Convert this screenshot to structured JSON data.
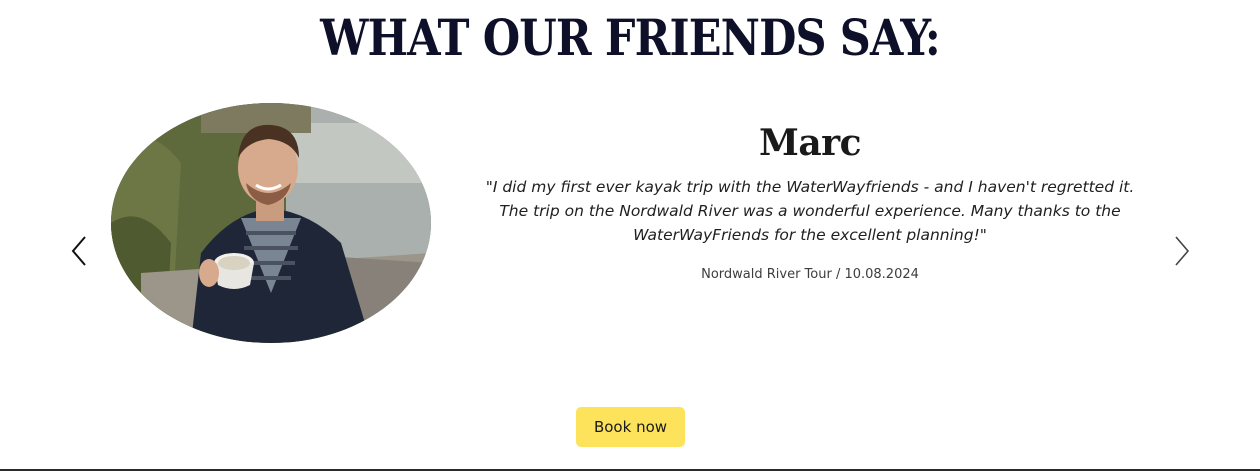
{
  "section": {
    "title": "WHAT OUR FRIENDS SAY:"
  },
  "carousel": {
    "prev_icon": "chevron-left-icon",
    "next_icon": "chevron-right-icon"
  },
  "testimonial": {
    "photo_icon": "testimonial-photo",
    "name": "Marc",
    "quote_line1": "\"I did my first ever kayak trip with the WaterWayfriends - and I haven't regretted it.",
    "quote_line2": "The trip on the Nordwald River was a wonderful experience. Many thanks to the",
    "quote_line3": "WaterWayFriends for the excellent planning!\"",
    "meta": "Nordwald River Tour / 10.08.2024"
  },
  "cta": {
    "book_label": "Book now",
    "button_color": "#fde35c"
  }
}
————————
Check each line of the entries above for the word "trip". List the ones that have it.

_Finished answer:_
    "quote_line1": "\"I did my first ever kayak trip with the WaterWayfriends - and I haven't regretted it.",
    "quote_line2": "The trip on the Nordwald River was a wonderful experience. Many thanks to the",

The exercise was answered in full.